# Exercise directions:
Output every entry exactly as given.

# Data provided:
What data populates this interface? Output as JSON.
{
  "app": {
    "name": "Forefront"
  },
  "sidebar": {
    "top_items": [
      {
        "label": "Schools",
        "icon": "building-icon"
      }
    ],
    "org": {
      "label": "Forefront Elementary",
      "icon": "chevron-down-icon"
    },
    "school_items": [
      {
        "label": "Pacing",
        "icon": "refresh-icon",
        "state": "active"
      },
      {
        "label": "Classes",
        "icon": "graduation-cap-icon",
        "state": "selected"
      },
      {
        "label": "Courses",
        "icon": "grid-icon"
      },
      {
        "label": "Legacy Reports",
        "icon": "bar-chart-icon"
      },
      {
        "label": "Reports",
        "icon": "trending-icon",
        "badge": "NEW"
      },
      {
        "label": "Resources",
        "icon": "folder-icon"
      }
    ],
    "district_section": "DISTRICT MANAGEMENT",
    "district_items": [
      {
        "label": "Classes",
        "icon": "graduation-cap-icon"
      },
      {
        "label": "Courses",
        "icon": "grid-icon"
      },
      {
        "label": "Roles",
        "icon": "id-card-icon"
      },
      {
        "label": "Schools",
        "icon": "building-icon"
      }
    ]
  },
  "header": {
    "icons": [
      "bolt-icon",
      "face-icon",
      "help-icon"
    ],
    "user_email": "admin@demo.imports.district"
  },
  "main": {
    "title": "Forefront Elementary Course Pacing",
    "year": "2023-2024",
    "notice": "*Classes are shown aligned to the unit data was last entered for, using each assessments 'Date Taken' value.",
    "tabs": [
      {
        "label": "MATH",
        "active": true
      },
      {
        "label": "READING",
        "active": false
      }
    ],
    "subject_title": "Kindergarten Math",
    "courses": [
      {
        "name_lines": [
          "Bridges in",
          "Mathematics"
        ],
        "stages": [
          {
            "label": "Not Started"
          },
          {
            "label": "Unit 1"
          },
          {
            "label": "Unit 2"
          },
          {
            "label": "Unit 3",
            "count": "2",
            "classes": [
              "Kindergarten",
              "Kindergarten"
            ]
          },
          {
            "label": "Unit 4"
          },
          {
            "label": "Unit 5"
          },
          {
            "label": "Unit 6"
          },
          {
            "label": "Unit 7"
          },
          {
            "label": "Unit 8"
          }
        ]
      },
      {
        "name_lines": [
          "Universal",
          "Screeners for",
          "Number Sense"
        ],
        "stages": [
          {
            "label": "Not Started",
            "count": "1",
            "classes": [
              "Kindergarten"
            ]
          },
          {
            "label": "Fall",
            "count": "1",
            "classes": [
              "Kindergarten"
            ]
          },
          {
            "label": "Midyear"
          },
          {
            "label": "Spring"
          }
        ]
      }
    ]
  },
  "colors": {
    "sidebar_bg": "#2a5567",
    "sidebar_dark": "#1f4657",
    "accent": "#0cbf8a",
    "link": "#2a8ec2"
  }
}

# Answer:
What data populates this interface? Output as JSON.
{
  "app": {
    "name": "Forefront"
  },
  "sidebar": {
    "top_items": [
      {
        "label": "Schools",
        "icon": "building-icon"
      }
    ],
    "org": {
      "label": "Forefront Elementary",
      "icon": "chevron-down-icon"
    },
    "school_items": [
      {
        "label": "Pacing",
        "icon": "refresh-icon",
        "state": "active"
      },
      {
        "label": "Classes",
        "icon": "graduation-cap-icon",
        "state": "selected"
      },
      {
        "label": "Courses",
        "icon": "grid-icon"
      },
      {
        "label": "Legacy Reports",
        "icon": "bar-chart-icon"
      },
      {
        "label": "Reports",
        "icon": "trending-icon",
        "badge": "NEW"
      },
      {
        "label": "Resources",
        "icon": "folder-icon"
      }
    ],
    "district_section": "DISTRICT MANAGEMENT",
    "district_items": [
      {
        "label": "Classes",
        "icon": "graduation-cap-icon"
      },
      {
        "label": "Courses",
        "icon": "grid-icon"
      },
      {
        "label": "Roles",
        "icon": "id-card-icon"
      },
      {
        "label": "Schools",
        "icon": "building-icon"
      }
    ]
  },
  "header": {
    "icons": [
      "bolt-icon",
      "face-icon",
      "help-icon"
    ],
    "user_email": "admin@demo.imports.district"
  },
  "main": {
    "title": "Forefront Elementary Course Pacing",
    "year": "2023-2024",
    "notice": "*Classes are shown aligned to the unit data was last entered for, using each assessments 'Date Taken' value.",
    "tabs": [
      {
        "label": "MATH",
        "active": true
      },
      {
        "label": "READING",
        "active": false
      }
    ],
    "subject_title": "Kindergarten Math",
    "courses": [
      {
        "name_lines": [
          "Bridges in",
          "Mathematics"
        ],
        "stages": [
          {
            "label": "Not Started"
          },
          {
            "label": "Unit 1"
          },
          {
            "label": "Unit 2"
          },
          {
            "label": "Unit 3",
            "count": "2",
            "classes": [
              "Kindergarten",
              "Kindergarten"
            ]
          },
          {
            "label": "Unit 4"
          },
          {
            "label": "Unit 5"
          },
          {
            "label": "Unit 6"
          },
          {
            "label": "Unit 7"
          },
          {
            "label": "Unit 8"
          }
        ]
      },
      {
        "name_lines": [
          "Universal",
          "Screeners for",
          "Number Sense"
        ],
        "stages": [
          {
            "label": "Not Started",
            "count": "1",
            "classes": [
              "Kindergarten"
            ]
          },
          {
            "label": "Fall",
            "count": "1",
            "classes": [
              "Kindergarten"
            ]
          },
          {
            "label": "Midyear"
          },
          {
            "label": "Spring"
          }
        ]
      }
    ]
  },
  "colors": {
    "sidebar_bg": "#2a5567",
    "sidebar_dark": "#1f4657",
    "accent": "#0cbf8a",
    "link": "#2a8ec2"
  }
}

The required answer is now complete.